■ **TO BE DONE**:
Count the lines below that contain the word "Active". Give only the number.

■ **Dataset entries on figures**:
------

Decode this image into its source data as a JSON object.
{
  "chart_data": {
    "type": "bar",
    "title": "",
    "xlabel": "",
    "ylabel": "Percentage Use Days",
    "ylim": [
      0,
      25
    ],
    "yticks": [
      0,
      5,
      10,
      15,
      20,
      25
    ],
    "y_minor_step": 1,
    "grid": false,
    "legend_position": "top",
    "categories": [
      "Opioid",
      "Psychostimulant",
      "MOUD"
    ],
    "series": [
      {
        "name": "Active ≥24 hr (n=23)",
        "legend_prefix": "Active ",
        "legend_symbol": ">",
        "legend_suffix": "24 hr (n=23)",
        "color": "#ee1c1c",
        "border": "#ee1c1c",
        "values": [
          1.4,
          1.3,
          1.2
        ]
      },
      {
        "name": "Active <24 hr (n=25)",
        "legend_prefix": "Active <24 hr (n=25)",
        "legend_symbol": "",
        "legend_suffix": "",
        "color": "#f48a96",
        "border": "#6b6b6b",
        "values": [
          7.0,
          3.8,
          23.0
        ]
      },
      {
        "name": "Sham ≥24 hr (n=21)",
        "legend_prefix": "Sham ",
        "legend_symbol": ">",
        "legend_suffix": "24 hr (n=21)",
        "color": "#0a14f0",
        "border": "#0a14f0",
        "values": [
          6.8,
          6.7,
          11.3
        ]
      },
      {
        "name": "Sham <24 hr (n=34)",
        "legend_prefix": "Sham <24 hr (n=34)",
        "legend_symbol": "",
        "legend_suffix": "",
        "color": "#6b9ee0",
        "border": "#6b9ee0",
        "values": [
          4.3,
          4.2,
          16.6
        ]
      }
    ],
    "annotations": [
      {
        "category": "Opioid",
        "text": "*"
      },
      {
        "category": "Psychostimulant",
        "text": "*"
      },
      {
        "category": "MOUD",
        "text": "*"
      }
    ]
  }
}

------

■ **EXERCISE OUTPUT**:
4